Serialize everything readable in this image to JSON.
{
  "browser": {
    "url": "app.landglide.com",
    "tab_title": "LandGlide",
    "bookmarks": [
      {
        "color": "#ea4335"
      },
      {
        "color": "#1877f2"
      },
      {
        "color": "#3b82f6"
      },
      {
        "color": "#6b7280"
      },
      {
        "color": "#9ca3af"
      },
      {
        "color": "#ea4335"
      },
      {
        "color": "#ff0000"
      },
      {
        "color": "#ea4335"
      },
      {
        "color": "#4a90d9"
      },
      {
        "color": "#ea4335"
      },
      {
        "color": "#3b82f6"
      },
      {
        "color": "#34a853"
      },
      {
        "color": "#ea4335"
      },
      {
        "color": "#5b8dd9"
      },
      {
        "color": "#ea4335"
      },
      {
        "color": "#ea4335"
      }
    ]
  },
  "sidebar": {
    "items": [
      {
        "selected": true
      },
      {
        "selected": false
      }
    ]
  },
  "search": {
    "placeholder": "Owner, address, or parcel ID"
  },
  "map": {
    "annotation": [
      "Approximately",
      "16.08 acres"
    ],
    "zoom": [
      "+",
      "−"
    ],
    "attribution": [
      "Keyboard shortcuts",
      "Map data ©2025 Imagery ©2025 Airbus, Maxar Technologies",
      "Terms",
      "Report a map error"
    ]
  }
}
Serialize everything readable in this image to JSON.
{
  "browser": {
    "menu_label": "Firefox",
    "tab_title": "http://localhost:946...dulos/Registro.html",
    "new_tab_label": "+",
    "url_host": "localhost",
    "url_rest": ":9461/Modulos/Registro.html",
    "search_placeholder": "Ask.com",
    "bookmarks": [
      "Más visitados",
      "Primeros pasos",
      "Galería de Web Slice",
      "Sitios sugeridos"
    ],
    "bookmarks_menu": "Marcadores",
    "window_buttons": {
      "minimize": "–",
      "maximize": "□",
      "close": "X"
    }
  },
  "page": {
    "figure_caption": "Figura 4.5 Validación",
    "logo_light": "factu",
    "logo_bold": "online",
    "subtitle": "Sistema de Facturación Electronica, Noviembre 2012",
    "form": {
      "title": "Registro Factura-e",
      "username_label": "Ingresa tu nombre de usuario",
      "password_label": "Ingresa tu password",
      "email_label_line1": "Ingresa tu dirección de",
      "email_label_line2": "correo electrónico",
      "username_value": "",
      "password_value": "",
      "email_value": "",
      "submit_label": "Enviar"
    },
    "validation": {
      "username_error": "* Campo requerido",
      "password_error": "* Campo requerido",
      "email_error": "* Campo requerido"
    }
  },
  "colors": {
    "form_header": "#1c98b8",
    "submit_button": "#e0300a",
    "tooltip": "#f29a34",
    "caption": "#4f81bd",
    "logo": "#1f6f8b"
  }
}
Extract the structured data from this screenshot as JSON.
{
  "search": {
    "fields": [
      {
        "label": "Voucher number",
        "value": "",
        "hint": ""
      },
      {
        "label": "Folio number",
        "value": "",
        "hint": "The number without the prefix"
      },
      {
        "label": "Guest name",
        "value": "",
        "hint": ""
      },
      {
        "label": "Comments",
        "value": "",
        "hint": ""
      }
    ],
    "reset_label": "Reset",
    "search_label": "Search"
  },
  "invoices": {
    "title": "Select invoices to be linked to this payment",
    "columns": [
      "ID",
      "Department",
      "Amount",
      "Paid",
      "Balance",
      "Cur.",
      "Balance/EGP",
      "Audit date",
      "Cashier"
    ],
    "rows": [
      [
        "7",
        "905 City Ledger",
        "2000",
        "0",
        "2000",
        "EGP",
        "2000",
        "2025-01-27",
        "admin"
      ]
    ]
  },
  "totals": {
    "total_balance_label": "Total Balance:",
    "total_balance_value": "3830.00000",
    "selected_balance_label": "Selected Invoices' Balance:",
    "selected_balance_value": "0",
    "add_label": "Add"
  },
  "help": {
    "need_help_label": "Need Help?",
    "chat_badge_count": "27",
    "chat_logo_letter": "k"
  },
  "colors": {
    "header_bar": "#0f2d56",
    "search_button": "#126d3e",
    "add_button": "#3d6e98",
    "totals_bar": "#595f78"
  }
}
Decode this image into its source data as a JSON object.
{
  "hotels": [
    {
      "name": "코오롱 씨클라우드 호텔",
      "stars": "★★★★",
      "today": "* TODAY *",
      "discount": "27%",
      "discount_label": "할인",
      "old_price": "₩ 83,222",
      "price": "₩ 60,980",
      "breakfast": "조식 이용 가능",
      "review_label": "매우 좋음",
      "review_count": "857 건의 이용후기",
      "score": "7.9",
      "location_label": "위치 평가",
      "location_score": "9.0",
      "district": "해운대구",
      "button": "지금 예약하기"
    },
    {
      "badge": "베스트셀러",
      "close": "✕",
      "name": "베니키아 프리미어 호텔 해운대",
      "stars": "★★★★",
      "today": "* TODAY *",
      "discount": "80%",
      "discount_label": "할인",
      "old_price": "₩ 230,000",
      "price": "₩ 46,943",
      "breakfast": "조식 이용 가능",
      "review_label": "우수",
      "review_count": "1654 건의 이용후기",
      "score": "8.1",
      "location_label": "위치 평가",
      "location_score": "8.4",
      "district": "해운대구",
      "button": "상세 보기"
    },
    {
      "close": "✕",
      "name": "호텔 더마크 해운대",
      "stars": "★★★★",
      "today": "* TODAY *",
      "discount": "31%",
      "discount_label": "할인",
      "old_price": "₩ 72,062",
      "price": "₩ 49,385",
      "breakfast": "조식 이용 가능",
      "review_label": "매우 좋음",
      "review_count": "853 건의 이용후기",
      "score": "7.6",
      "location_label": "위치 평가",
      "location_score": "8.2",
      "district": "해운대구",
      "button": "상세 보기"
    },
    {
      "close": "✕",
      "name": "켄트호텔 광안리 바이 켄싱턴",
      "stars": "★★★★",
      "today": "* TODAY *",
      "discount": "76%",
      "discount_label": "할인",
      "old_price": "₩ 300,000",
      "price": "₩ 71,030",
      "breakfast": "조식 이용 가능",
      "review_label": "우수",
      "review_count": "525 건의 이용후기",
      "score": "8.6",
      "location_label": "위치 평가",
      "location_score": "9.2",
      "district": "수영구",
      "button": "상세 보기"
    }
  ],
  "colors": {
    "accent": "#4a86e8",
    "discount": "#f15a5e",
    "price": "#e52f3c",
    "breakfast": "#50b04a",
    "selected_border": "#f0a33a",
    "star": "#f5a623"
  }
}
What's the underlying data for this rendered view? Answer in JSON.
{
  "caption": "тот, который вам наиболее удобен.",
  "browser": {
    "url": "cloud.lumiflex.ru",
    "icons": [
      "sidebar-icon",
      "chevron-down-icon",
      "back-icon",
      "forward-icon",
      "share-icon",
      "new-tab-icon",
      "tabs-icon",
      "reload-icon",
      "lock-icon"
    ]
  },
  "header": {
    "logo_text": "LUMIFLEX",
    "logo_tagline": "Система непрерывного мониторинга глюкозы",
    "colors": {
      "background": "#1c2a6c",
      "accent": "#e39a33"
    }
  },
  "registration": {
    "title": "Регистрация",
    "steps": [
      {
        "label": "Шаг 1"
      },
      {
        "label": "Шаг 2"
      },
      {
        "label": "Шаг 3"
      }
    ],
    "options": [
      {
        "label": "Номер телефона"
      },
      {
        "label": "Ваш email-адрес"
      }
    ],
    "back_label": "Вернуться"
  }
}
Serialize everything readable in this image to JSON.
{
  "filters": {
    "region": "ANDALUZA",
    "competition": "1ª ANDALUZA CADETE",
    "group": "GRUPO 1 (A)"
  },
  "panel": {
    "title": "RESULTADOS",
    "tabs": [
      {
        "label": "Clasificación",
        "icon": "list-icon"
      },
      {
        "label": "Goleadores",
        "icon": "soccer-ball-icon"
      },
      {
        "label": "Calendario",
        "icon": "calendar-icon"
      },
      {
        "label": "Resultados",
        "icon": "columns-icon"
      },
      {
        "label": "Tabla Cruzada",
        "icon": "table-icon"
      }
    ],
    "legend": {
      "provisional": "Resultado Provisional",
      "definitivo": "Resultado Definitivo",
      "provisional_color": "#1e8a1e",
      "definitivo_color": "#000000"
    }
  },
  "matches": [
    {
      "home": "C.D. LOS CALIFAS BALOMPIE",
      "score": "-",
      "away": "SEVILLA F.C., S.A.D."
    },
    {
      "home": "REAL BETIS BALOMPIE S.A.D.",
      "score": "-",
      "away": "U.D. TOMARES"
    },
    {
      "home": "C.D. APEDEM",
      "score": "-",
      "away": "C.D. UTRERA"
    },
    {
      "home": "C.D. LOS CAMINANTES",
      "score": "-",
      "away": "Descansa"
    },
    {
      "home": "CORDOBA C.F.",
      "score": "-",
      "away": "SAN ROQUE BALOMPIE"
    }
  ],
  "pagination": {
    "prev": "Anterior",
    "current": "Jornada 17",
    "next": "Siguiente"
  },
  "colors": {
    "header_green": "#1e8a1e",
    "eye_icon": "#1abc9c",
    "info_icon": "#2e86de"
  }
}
::::::::
Written request
Pull every line holding "requerido" out of the records.

Answer for this exercise
      "username_error": "* Campo requerido",
      "password_error": "* Campo requerido",
      "email_error": "* Campo requerido"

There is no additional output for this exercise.